> _Exercise instructions_
Scan the material below for the string "watermark", and copy every line where it shows up.

[Dataset rows]
__________________________________________________

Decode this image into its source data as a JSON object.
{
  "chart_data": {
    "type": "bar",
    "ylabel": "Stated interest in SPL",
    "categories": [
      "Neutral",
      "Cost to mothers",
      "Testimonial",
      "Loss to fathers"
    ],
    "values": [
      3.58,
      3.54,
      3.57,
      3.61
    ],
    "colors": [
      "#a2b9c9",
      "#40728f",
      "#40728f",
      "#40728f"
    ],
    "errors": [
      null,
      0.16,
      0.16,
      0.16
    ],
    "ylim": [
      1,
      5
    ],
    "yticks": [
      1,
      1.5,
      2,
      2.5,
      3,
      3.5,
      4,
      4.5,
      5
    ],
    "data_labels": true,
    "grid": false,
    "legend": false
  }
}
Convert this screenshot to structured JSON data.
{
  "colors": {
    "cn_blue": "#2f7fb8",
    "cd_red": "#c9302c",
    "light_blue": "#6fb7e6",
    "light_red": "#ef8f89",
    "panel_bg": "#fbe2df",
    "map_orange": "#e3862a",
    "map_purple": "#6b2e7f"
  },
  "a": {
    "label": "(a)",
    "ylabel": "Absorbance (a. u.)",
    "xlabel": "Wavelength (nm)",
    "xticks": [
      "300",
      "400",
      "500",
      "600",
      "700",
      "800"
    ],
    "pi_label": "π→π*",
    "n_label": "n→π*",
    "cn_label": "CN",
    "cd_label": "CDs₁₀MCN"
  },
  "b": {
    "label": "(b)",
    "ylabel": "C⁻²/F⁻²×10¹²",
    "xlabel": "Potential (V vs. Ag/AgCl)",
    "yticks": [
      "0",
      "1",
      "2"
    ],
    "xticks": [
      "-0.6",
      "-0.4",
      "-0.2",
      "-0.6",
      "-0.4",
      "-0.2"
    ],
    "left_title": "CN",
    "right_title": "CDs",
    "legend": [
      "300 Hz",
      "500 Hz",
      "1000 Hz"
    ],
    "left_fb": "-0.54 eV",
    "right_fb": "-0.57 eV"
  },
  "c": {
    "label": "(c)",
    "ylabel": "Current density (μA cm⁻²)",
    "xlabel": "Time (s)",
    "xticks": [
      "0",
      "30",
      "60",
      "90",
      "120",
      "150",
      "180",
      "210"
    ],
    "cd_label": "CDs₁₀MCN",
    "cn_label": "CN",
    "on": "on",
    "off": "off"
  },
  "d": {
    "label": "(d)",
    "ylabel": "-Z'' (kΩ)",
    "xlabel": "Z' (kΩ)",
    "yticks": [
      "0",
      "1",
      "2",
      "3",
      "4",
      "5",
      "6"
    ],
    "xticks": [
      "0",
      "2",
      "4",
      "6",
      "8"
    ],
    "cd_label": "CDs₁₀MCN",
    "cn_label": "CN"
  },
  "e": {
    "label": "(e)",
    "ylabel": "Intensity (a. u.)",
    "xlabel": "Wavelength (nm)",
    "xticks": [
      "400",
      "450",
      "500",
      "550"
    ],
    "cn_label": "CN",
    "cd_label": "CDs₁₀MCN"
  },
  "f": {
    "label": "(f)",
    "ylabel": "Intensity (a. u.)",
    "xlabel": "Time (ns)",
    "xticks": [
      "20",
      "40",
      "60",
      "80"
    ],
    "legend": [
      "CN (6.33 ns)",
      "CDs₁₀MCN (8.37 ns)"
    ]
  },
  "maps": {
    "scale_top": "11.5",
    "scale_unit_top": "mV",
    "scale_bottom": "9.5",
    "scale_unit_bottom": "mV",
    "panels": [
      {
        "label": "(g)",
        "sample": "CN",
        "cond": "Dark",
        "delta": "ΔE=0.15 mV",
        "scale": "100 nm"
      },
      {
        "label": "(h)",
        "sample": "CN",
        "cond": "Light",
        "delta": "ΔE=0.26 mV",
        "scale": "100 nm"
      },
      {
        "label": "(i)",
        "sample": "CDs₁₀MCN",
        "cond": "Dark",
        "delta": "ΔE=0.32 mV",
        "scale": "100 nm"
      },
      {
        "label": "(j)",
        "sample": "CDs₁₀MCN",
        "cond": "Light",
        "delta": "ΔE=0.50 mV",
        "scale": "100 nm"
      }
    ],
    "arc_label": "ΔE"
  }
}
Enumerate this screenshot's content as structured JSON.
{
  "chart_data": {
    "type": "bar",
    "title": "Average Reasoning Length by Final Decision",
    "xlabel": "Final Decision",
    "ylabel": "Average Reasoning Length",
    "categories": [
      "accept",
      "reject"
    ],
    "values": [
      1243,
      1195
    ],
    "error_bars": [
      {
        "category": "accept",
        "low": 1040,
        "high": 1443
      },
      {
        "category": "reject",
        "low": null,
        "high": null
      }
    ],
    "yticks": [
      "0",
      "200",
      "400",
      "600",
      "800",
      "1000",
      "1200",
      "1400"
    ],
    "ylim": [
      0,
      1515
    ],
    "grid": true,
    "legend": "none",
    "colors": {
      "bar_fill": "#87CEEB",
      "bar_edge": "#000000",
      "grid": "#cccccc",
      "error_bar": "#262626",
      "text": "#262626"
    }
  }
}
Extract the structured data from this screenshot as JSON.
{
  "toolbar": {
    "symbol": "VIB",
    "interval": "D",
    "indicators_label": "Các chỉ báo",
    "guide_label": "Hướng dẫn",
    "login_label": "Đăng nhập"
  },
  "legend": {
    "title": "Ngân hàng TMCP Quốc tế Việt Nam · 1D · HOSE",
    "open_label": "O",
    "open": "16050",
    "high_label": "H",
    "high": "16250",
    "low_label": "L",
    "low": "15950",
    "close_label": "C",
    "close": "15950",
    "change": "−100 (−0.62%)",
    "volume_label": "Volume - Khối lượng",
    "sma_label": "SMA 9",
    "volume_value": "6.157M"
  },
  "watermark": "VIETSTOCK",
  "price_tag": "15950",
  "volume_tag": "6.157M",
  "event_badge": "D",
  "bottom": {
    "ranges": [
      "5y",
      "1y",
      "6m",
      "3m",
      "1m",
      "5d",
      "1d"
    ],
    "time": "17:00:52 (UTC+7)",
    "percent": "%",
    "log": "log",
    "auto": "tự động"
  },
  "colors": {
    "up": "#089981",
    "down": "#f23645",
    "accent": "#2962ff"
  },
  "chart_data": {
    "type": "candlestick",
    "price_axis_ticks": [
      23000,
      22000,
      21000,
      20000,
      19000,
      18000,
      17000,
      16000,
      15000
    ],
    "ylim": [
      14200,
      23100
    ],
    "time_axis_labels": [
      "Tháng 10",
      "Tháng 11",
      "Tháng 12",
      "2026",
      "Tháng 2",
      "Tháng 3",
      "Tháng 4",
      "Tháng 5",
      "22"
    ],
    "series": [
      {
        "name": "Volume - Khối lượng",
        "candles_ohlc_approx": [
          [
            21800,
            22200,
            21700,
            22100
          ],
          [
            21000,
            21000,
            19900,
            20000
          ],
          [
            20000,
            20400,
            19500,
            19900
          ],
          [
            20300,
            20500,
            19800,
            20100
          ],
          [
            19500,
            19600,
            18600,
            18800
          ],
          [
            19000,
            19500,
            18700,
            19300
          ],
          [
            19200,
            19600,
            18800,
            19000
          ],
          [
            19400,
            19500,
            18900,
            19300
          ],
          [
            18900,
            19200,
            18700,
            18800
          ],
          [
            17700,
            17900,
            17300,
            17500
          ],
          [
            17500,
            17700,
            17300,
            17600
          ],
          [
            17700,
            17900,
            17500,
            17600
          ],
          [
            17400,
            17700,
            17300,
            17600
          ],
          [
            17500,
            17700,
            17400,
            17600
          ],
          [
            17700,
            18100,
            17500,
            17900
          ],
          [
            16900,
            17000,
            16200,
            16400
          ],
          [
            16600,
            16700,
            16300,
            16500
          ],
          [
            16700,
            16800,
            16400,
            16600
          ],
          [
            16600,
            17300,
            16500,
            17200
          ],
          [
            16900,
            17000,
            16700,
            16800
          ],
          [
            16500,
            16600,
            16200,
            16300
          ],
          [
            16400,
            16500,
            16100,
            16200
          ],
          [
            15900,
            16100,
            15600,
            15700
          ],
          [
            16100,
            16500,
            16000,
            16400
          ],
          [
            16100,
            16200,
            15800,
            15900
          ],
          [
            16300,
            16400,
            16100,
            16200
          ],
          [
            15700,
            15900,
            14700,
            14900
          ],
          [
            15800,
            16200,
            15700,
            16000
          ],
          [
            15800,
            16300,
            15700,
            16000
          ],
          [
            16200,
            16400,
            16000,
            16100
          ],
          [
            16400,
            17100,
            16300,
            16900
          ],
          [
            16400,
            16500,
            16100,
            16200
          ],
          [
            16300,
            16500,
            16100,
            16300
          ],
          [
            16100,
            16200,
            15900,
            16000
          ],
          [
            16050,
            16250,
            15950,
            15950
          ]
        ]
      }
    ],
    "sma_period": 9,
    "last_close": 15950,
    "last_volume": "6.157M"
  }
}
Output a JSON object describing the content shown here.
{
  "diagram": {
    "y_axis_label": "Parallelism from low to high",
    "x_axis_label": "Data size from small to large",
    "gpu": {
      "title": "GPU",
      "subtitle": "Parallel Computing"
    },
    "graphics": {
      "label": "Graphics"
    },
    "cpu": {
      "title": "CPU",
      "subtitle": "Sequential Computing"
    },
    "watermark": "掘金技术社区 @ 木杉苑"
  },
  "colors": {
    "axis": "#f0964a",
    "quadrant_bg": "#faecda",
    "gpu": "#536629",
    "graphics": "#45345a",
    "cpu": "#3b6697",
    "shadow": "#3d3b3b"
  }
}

__________________________________________________

> _Worked answer_
  "watermark": "VIETSTOCK",
    "watermark": "掘金技术社区 @ 木杉苑"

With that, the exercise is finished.